Exercise details: Extract all of the entries and set them down verbatim.

Items:
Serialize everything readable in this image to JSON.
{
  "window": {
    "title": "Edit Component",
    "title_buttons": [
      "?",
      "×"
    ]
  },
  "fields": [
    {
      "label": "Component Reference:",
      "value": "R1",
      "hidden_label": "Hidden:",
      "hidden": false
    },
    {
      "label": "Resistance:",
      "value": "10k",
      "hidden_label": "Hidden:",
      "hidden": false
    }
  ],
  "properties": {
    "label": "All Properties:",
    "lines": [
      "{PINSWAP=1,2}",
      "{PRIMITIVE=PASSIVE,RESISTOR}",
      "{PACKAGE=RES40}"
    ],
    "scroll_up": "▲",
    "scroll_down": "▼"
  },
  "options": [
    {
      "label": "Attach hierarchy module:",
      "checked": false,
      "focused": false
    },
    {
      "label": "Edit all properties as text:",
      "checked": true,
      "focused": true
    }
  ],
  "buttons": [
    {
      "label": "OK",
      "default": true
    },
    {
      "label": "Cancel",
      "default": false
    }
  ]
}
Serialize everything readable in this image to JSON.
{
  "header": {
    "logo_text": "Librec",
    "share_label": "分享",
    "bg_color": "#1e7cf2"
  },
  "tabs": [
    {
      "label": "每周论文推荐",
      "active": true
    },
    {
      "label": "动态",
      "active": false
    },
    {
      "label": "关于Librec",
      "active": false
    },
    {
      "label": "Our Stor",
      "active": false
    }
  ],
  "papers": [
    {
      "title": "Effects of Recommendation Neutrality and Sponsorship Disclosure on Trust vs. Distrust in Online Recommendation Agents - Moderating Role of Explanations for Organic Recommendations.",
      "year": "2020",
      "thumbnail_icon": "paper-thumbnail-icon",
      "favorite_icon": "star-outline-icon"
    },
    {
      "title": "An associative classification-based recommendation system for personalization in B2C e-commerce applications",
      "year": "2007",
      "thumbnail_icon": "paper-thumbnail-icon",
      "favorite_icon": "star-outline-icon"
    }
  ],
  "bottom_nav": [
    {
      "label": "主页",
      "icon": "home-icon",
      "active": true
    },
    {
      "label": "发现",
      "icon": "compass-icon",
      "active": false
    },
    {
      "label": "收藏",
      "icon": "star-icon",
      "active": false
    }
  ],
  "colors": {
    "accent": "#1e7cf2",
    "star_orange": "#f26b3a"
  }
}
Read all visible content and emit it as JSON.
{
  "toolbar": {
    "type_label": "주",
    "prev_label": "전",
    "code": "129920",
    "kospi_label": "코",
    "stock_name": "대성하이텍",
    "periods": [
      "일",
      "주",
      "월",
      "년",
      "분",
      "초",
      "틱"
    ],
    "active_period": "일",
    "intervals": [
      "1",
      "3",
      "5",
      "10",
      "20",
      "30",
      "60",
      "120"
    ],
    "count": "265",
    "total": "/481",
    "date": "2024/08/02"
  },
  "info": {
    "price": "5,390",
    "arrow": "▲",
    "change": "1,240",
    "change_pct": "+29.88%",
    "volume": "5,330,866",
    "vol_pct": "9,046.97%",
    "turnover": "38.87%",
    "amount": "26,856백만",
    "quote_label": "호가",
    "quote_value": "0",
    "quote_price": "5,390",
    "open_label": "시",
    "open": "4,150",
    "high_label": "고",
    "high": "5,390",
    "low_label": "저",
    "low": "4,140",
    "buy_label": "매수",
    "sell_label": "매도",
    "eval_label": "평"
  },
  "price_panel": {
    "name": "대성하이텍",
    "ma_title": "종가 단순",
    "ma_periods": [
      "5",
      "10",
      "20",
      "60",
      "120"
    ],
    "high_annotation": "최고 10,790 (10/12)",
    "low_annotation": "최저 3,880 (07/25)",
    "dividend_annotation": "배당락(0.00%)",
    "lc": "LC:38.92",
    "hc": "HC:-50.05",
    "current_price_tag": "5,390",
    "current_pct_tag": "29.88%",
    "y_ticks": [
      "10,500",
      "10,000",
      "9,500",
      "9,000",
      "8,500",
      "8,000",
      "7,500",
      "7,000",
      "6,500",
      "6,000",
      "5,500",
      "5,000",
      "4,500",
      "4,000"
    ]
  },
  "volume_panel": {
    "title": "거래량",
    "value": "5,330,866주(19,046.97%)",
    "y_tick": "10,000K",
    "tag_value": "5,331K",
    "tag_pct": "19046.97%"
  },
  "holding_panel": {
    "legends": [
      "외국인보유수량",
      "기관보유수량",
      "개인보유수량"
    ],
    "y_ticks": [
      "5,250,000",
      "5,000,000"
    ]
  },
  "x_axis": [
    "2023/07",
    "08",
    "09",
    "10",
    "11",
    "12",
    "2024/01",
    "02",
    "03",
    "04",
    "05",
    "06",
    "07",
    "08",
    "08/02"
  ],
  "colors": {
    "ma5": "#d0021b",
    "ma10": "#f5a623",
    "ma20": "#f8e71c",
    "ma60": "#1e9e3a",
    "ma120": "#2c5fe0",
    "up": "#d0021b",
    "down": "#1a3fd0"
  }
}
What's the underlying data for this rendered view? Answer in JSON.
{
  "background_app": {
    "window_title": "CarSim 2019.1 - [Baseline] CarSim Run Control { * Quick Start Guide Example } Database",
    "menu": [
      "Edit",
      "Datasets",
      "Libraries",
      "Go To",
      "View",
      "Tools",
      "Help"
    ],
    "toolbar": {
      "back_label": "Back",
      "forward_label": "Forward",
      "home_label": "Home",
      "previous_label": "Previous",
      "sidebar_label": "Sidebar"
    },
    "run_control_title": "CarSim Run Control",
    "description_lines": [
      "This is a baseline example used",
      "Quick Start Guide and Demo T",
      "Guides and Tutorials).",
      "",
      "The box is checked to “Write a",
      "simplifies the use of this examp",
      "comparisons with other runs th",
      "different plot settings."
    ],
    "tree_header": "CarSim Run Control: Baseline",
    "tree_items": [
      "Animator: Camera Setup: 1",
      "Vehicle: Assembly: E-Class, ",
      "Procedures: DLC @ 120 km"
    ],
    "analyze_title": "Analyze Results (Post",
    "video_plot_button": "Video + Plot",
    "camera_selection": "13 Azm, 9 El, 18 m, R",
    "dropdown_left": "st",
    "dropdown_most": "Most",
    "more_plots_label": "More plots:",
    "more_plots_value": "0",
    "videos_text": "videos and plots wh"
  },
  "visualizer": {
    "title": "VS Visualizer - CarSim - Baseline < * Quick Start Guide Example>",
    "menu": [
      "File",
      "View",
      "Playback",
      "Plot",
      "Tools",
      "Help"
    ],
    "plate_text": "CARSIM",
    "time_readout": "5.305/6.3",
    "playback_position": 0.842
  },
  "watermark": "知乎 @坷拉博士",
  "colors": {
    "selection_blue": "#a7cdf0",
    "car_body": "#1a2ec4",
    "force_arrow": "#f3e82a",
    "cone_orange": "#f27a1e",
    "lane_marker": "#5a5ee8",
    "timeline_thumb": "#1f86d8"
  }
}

Solution to this problem:
Serialize everything readable in this image to JSON.
{
  "window": {
    "title": "Edit Component",
    "title_buttons": [
      "?",
      "×"
    ]
  },
  "fields": [
    {
      "label": "Component Reference:",
      "value": "R1",
      "hidden_label": "Hidden:",
      "hidden": false
    },
    {
      "label": "Resistance:",
      "value": "10k",
      "hidden_label": "Hidden:",
      "hidden": false
    }
  ],
  "properties": {
    "label": "All Properties:",
    "lines": [
      "{PINSWAP=1,2}",
      "{PRIMITIVE=PASSIVE,RESISTOR}",
      "{PACKAGE=RES40}"
    ],
    "scroll_up": "▲",
    "scroll_down": "▼"
  },
  "options": [
    {
      "label": "Attach hierarchy module:",
      "checked": false,
      "focused": false
    },
    {
      "label": "Edit all properties as text:",
      "checked": true,
      "focused": true
    }
  ],
  "buttons": [
    {
      "label": "OK",
      "default": true
    },
    {
      "label": "Cancel",
      "default": false
    }
  ]
}
Serialize everything readable in this image to JSON.
{
  "header": {
    "logo_text": "Librec",
    "share_label": "分享",
    "bg_color": "#1e7cf2"
  },
  "tabs": [
    {
      "label": "每周论文推荐",
      "active": true
    },
    {
      "label": "动态",
      "active": false
    },
    {
      "label": "关于Librec",
      "active": false
    },
    {
      "label": "Our Stor",
      "active": false
    }
  ],
  "papers": [
    {
      "title": "Effects of Recommendation Neutrality and Sponsorship Disclosure on Trust vs. Distrust in Online Recommendation Agents - Moderating Role of Explanations for Organic Recommendations.",
      "year": "2020",
      "thumbnail_icon": "paper-thumbnail-icon",
      "favorite_icon": "star-outline-icon"
    },
    {
      "title": "An associative classification-based recommendation system for personalization in B2C e-commerce applications",
      "year": "2007",
      "thumbnail_icon": "paper-thumbnail-icon",
      "favorite_icon": "star-outline-icon"
    }
  ],
  "bottom_nav": [
    {
      "label": "主页",
      "icon": "home-icon",
      "active": true
    },
    {
      "label": "发现",
      "icon": "compass-icon",
      "active": false
    },
    {
      "label": "收藏",
      "icon": "star-icon",
      "active": false
    }
  ],
  "colors": {
    "accent": "#1e7cf2",
    "star_orange": "#f26b3a"
  }
}
Read all visible content and emit it as JSON.
{
  "toolbar": {
    "type_label": "주",
    "prev_label": "전",
    "code": "129920",
    "kospi_label": "코",
    "stock_name": "대성하이텍",
    "periods": [
      "일",
      "주",
      "월",
      "년",
      "분",
      "초",
      "틱"
    ],
    "active_period": "일",
    "intervals": [
      "1",
      "3",
      "5",
      "10",
      "20",
      "30",
      "60",
      "120"
    ],
    "count": "265",
    "total": "/481",
    "date": "2024/08/02"
  },
  "info": {
    "price": "5,390",
    "arrow": "▲",
    "change": "1,240",
    "change_pct": "+29.88%",
    "volume": "5,330,866",
    "vol_pct": "9,046.97%",
    "turnover": "38.87%",
    "amount": "26,856백만",
    "quote_label": "호가",
    "quote_value": "0",
    "quote_price": "5,390",
    "open_label": "시",
    "open": "4,150",
    "high_label": "고",
    "high": "5,390",
    "low_label": "저",
    "low": "4,140",
    "buy_label": "매수",
    "sell_label": "매도",
    "eval_label": "평"
  },
  "price_panel": {
    "name": "대성하이텍",
    "ma_title": "종가 단순",
    "ma_periods": [
      "5",
      "10",
      "20",
      "60",
      "120"
    ],
    "high_annotation": "최고 10,790 (10/12)",
    "low_annotation": "최저 3,880 (07/25)",
    "dividend_annotation": "배당락(0.00%)",
    "lc": "LC:38.92",
    "hc": "HC:-50.05",
    "current_price_tag": "5,390",
    "current_pct_tag": "29.88%",
    "y_ticks": [
      "10,500",
      "10,000",
      "9,500",
      "9,000",
      "8,500",
      "8,000",
      "7,500",
      "7,000",
      "6,500",
      "6,000",
      "5,500",
      "5,000",
      "4,500",
      "4,000"
    ]
  },
  "volume_panel": {
    "title": "거래량",
    "value": "5,330,866주(19,046.97%)",
    "y_tick": "10,000K",
    "tag_value": "5,331K",
    "tag_pct": "19046.97%"
  },
  "holding_panel": {
    "legends": [
      "외국인보유수량",
      "기관보유수량",
      "개인보유수량"
    ],
    "y_ticks": [
      "5,250,000",
      "5,000,000"
    ]
  },
  "x_axis": [
    "2023/07",
    "08",
    "09",
    "10",
    "11",
    "12",
    "2024/01",
    "02",
    "03",
    "04",
    "05",
    "06",
    "07",
    "08",
    "08/02"
  ],
  "colors": {
    "ma5": "#d0021b",
    "ma10": "#f5a623",
    "ma20": "#f8e71c",
    "ma60": "#1e9e3a",
    "ma120": "#2c5fe0",
    "up": "#d0021b",
    "down": "#1a3fd0"
  }
}
What's the underlying data for this rendered view? Answer in JSON.
{
  "background_app": {
    "window_title": "CarSim 2019.1 - [Baseline] CarSim Run Control { * Quick Start Guide Example } Database",
    "menu": [
      "Edit",
      "Datasets",
      "Libraries",
      "Go To",
      "View",
      "Tools",
      "Help"
    ],
    "toolbar": {
      "back_label": "Back",
      "forward_label": "Forward",
      "home_label": "Home",
      "previous_label": "Previous",
      "sidebar_label": "Sidebar"
    },
    "run_control_title": "CarSim Run Control",
    "description_lines": [
      "This is a baseline example used",
      "Quick Start Guide and Demo T",
      "Guides and Tutorials).",
      "",
      "The box is checked to “Write a",
      "simplifies the use of this examp",
      "comparisons with other runs th",
      "different plot settings."
    ],
    "tree_header": "CarSim Run Control: Baseline",
    "tree_items": [
      "Animator: Camera Setup: 1",
      "Vehicle: Assembly: E-Class, ",
      "Procedures: DLC @ 120 km"
    ],
    "analyze_title": "Analyze Results (Post",
    "video_plot_button": "Video + Plot",
    "camera_selection": "13 Azm, 9 El, 18 m, R",
    "dropdown_left": "st",
    "dropdown_most": "Most",
    "more_plots_label": "More plots:",
    "more_plots_value": "0",
    "videos_text": "videos and plots wh"
  },
  "visualizer": {
    "title": "VS Visualizer - CarSim - Baseline < * Quick Start Guide Example>",
    "menu": [
      "File",
      "View",
      "Playback",
      "Plot",
      "Tools",
      "Help"
    ],
    "plate_text": "CARSIM",
    "time_readout": "5.305/6.3",
    "playback_position": 0.842
  },
  "watermark": "知乎 @坷拉博士",
  "colors": {
    "selection_blue": "#a7cdf0",
    "car_body": "#1a2ec4",
    "force_arrow": "#f3e82a",
    "cone_orange": "#f27a1e",
    "lane_marker": "#5a5ee8",
    "timeline_thumb": "#1f86d8"
  }
}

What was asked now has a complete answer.